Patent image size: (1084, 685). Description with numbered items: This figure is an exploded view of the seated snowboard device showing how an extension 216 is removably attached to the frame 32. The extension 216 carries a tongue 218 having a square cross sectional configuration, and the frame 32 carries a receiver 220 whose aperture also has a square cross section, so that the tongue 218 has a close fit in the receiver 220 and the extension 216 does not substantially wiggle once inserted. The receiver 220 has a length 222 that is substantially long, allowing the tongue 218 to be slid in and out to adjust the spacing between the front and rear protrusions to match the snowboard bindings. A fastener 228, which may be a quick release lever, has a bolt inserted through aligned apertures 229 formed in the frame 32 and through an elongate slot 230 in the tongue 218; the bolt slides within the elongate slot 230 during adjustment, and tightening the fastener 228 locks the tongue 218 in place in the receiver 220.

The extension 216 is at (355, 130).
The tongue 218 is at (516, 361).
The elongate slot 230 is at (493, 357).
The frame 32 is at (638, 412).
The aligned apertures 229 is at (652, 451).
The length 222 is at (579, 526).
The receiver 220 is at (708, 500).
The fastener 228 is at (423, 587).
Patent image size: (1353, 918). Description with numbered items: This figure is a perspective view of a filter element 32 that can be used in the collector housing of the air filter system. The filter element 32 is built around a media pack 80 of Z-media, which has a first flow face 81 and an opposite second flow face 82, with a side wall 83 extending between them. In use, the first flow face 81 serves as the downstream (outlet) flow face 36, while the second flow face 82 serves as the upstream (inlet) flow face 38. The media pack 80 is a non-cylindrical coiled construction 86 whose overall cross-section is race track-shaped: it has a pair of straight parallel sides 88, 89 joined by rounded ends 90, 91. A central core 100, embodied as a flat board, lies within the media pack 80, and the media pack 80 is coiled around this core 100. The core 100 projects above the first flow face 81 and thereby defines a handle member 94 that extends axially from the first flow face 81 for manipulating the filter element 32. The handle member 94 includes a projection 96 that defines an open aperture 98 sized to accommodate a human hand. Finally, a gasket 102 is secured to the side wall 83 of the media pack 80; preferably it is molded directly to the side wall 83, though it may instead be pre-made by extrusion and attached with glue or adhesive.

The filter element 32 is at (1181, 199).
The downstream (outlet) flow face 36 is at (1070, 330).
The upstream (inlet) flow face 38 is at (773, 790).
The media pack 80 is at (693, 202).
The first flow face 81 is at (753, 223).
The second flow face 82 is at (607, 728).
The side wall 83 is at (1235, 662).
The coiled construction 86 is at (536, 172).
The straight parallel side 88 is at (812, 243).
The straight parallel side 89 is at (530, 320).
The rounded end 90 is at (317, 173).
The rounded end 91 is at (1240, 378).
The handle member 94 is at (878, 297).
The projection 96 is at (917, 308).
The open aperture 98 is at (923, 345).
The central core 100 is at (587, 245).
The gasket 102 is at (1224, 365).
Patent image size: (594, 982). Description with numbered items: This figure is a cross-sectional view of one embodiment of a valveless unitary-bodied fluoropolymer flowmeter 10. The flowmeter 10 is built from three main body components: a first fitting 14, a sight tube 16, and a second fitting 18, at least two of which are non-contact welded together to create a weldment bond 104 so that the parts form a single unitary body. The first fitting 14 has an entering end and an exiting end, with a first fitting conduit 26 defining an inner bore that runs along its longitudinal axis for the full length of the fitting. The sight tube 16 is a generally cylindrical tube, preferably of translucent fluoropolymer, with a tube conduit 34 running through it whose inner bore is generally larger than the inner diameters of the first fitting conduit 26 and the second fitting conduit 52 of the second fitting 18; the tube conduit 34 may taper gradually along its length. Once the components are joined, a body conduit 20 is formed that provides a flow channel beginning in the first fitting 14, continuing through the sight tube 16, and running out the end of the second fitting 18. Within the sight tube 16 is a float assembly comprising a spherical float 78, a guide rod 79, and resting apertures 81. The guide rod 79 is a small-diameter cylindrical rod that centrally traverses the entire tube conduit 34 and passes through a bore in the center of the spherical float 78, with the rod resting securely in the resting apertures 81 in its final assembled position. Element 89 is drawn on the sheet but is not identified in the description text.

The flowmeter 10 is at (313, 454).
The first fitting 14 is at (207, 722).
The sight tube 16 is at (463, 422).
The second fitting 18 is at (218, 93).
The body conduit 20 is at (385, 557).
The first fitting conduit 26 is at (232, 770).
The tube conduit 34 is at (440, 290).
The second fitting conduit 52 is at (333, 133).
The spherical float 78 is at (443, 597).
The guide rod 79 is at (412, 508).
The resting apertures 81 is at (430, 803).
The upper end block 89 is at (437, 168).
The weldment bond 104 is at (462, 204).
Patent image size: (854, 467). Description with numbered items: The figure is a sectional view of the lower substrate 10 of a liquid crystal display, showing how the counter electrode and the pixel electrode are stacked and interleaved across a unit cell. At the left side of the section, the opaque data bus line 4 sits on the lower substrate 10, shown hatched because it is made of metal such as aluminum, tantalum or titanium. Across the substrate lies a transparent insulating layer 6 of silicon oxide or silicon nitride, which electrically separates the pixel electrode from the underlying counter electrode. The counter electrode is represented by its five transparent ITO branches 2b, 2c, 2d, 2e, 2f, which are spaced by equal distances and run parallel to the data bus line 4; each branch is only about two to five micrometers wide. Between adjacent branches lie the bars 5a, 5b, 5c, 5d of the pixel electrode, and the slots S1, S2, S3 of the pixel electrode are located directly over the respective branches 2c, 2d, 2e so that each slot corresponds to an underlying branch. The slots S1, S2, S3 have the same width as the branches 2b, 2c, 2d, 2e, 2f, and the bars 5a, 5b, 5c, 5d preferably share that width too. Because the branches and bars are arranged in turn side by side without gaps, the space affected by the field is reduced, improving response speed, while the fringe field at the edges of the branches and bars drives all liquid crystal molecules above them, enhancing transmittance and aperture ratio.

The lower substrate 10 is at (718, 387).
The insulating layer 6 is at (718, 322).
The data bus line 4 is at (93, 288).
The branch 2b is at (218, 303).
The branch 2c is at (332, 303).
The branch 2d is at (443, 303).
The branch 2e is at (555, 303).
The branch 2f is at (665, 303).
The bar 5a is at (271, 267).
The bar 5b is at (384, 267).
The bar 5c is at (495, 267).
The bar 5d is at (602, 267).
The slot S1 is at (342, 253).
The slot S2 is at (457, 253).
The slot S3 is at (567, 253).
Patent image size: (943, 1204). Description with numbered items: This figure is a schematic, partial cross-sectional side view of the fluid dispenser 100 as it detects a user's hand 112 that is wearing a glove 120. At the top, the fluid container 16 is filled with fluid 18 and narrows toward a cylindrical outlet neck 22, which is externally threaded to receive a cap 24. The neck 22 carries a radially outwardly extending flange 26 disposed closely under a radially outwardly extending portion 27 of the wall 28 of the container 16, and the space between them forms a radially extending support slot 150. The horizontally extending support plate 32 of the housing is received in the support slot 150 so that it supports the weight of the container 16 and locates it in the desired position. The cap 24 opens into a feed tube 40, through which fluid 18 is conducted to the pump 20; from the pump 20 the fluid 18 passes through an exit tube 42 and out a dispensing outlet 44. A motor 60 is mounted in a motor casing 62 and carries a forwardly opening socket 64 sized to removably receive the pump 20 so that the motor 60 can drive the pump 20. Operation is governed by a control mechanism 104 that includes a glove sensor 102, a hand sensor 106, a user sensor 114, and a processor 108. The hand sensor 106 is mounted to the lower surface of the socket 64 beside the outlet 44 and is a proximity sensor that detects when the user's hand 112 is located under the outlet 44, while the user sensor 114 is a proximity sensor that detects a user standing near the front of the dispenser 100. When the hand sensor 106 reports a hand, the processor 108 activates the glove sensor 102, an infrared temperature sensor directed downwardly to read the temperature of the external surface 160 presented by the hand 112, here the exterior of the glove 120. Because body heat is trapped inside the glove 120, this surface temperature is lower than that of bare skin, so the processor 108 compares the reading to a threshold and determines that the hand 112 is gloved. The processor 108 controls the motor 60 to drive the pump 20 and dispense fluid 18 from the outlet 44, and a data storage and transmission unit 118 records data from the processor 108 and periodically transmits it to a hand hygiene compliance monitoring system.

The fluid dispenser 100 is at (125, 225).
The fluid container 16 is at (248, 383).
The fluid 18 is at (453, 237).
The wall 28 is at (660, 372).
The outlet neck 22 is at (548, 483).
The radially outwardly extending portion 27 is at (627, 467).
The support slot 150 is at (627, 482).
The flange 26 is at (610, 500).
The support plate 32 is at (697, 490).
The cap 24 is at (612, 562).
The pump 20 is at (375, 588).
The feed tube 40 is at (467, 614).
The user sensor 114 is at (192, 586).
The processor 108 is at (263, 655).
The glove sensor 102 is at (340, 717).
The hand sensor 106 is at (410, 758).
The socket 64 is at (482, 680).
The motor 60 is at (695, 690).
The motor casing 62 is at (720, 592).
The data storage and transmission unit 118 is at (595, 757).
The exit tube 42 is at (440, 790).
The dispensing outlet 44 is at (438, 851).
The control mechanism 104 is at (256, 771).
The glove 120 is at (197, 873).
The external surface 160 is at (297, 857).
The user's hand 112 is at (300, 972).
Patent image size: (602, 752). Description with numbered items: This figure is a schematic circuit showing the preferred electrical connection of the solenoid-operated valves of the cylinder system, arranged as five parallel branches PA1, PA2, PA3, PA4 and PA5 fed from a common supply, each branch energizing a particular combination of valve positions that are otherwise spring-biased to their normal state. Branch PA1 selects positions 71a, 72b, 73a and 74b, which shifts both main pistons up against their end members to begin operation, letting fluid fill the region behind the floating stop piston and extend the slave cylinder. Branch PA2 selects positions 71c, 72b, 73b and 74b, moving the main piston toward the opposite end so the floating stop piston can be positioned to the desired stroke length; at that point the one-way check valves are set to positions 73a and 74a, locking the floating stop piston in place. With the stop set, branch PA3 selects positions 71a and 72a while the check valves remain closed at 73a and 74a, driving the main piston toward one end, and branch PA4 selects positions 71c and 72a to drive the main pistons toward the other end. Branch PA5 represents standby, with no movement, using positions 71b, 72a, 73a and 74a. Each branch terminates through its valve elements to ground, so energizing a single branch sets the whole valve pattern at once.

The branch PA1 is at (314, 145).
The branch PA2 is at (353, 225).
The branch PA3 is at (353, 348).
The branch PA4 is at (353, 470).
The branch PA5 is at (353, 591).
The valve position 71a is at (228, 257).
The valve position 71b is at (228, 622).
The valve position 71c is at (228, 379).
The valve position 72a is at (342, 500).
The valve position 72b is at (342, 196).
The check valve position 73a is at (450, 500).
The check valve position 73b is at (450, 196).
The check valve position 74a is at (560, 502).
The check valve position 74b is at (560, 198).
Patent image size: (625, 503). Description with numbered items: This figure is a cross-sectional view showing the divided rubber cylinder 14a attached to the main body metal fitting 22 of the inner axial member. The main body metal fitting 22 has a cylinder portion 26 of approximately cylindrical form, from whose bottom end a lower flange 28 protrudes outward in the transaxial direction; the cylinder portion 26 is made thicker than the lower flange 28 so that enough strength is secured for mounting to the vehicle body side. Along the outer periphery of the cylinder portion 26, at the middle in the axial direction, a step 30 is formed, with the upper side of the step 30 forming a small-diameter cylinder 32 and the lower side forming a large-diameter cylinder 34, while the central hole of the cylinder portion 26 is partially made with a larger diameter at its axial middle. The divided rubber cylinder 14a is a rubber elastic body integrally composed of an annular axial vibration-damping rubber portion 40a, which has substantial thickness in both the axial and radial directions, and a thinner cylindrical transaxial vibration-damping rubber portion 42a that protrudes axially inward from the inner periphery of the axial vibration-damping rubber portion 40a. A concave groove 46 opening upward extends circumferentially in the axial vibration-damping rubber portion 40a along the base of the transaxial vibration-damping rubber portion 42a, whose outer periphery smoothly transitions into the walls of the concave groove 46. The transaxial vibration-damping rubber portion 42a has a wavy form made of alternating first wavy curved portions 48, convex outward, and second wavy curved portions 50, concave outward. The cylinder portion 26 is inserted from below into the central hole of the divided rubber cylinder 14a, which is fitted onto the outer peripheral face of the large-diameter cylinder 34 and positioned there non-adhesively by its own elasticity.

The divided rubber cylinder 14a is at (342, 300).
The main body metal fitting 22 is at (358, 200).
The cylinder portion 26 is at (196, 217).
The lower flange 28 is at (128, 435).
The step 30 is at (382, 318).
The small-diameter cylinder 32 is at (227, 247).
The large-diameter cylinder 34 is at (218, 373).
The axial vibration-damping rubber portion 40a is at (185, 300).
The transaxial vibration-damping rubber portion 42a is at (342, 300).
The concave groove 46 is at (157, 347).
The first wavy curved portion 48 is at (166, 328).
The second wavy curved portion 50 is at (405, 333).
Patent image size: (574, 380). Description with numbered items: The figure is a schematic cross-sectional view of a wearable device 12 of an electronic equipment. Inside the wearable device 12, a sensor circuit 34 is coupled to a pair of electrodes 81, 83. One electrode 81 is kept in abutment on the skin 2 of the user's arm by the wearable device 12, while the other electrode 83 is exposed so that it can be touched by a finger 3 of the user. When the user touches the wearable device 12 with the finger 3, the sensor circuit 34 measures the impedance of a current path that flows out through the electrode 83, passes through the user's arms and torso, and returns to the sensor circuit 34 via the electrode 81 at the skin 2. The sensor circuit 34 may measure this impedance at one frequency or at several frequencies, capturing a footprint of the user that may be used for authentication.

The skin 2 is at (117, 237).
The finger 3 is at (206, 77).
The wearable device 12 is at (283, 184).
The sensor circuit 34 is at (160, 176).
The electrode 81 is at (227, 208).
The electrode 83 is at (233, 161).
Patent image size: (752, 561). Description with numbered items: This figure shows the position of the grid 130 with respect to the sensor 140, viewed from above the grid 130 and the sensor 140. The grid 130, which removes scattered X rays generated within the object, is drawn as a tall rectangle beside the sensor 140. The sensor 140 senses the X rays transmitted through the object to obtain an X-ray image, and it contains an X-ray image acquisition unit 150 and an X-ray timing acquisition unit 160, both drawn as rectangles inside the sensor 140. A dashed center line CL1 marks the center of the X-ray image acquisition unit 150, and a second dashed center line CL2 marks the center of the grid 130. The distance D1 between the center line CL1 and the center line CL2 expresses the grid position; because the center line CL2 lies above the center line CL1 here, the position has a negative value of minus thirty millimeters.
________
* Taakdoel *
Geef alles vanaf het begin van de records tot en met de regel met "The fastener 228 is at (423, 587)." weer als een JSON-lijst van strings, met één string per regel en zonder de lege regels.

* Geschreven antwoord *
[
  "Patent image size: (1084, 685). Description with numbered items: This figure is an exploded view of the seated snowboard device showing how an extension 216 is removably attached to the frame 32. The extension 216 carries a tongue 218 having a square cross sectional configuration, and the frame 32 carries a receiver 220 whose aperture also has a square cross section, so that the tongue 218 has a close fit in the receiver 220 and the extension 216 does not substantially wiggle once inserted. The receiver 220 has a length 222 that is substantially long, allowing the tongue 218 to be slid in and out to adjust the spacing between the front and rear protrusions to match the snowboard bindings. A fastener 228, which may be a quick release lever, has a bolt inserted through aligned apertures 229 formed in the frame 32 and through an elongate slot 230 in the tongue 218; the bolt slides within the elongate slot 230 during adjustment, and tightening the fastener 228 locks the tongue 218 in place in the receiver 220.",
  "The extension 216 is at (355, 130).",
  "The tongue 218 is at (516, 361).",
  "The elongate slot 230 is at (493, 357).",
  "The frame 32 is at (638, 412).",
  "The aligned apertures 229 is at (652, 451).",
  "The length 222 is at (579, 526).",
  "The receiver 220 is at (708, 500).",
  "The fastener 228 is at (423, 587)."
]